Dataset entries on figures
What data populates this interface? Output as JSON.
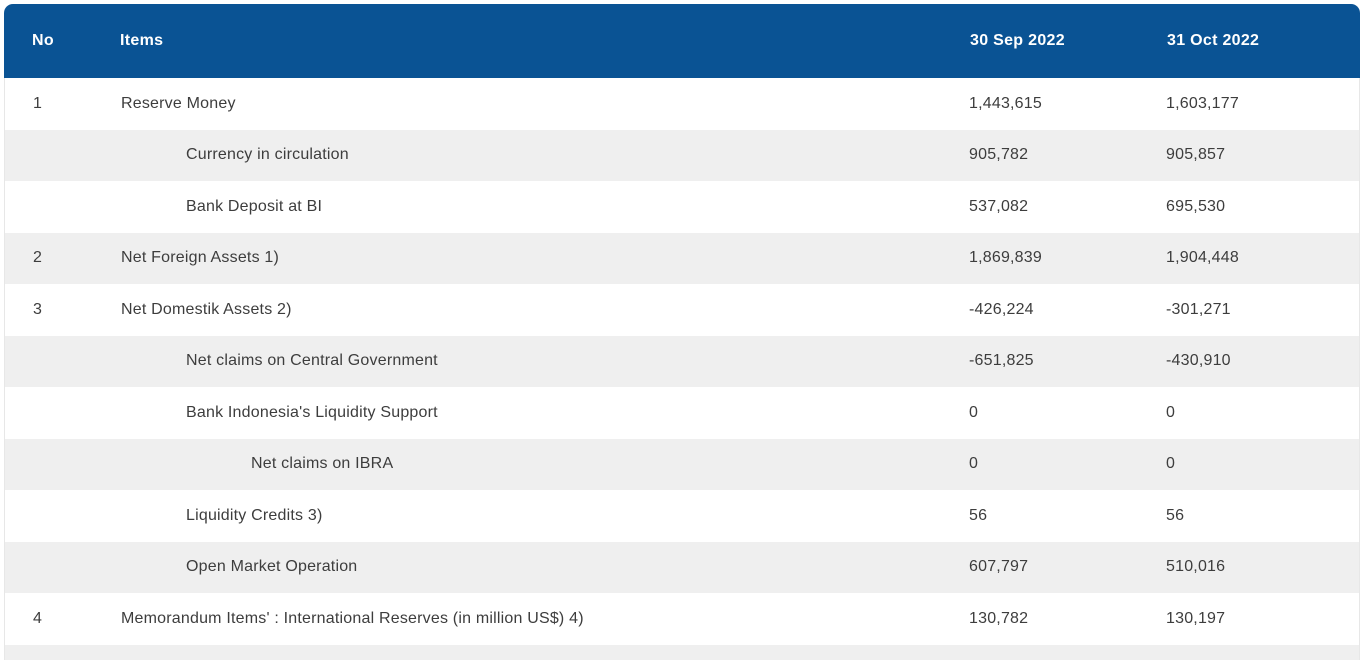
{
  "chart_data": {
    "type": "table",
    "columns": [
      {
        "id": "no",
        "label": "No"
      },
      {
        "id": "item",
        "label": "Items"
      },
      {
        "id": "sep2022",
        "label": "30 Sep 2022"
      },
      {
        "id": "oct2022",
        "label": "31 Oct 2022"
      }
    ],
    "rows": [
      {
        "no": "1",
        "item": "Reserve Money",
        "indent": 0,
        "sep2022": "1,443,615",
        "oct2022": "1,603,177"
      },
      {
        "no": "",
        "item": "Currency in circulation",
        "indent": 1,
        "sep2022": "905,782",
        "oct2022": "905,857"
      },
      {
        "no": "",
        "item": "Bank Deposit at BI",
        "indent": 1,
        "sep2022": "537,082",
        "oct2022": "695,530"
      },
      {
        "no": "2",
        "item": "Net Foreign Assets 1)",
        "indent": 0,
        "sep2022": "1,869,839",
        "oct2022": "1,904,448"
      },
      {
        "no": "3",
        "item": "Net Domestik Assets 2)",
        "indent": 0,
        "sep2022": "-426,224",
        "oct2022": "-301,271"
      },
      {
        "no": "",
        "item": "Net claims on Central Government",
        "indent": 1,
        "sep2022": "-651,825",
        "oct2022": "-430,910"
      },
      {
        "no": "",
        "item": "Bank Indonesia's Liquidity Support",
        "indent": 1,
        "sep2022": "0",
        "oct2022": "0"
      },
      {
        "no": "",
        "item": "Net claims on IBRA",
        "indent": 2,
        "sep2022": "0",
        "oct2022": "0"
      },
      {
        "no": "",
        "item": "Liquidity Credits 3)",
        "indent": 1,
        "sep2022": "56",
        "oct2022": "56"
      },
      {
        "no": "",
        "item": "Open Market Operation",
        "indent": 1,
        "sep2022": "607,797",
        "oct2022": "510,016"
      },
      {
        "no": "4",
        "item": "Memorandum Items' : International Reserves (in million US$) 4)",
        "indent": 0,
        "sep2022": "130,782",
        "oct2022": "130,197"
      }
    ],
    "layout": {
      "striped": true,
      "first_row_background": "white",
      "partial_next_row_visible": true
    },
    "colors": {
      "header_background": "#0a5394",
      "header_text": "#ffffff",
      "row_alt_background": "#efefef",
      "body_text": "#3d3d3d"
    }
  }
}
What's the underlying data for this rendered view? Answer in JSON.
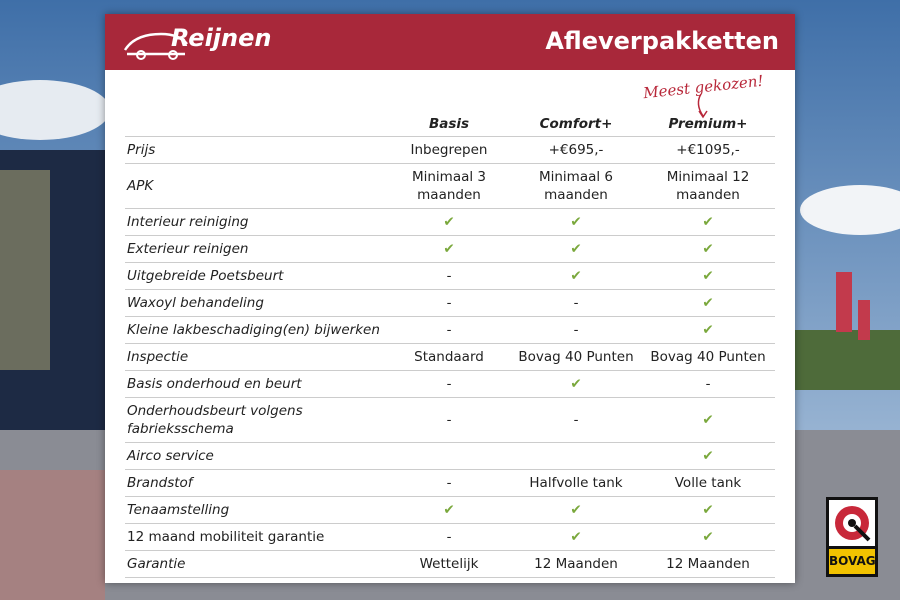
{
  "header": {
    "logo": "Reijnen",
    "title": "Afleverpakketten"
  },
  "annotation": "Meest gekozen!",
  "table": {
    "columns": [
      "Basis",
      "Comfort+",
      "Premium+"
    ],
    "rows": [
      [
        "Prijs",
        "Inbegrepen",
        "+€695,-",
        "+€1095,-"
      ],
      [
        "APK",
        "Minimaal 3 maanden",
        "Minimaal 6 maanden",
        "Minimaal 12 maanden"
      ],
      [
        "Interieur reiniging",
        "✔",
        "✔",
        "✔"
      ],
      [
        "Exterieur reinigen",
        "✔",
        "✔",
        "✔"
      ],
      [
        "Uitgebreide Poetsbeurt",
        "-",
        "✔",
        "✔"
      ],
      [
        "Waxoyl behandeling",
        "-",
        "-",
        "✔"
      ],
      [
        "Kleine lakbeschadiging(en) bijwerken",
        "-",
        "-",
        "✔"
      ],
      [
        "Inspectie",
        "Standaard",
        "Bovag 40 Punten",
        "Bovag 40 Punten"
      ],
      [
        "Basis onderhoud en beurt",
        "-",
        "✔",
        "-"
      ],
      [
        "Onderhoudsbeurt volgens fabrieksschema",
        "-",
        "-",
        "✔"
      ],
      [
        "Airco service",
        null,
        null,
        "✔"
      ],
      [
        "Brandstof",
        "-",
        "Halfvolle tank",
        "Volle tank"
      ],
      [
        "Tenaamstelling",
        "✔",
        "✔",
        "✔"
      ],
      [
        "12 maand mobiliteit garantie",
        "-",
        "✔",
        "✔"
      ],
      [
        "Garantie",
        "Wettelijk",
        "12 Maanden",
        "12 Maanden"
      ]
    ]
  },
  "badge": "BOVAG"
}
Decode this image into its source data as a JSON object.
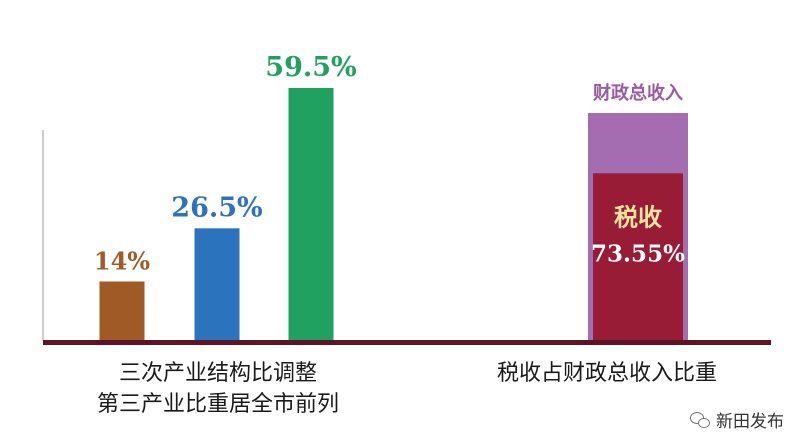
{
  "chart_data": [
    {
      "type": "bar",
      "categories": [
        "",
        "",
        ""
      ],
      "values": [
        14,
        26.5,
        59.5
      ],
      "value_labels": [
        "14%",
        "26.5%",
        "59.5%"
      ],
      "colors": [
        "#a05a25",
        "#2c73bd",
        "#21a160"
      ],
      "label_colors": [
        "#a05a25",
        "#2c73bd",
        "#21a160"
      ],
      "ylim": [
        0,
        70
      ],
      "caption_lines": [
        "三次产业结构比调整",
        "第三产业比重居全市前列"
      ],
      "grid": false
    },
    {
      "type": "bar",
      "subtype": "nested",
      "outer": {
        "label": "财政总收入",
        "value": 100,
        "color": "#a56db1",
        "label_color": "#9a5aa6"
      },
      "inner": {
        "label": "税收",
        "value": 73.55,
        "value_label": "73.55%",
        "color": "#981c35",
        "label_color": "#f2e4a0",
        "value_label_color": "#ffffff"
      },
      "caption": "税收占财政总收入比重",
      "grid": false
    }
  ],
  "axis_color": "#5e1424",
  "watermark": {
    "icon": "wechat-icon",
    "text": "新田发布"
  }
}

Given exercise: How many lines in these entries hold the string "What"? Answer with the number alone.

Answer for the task: 2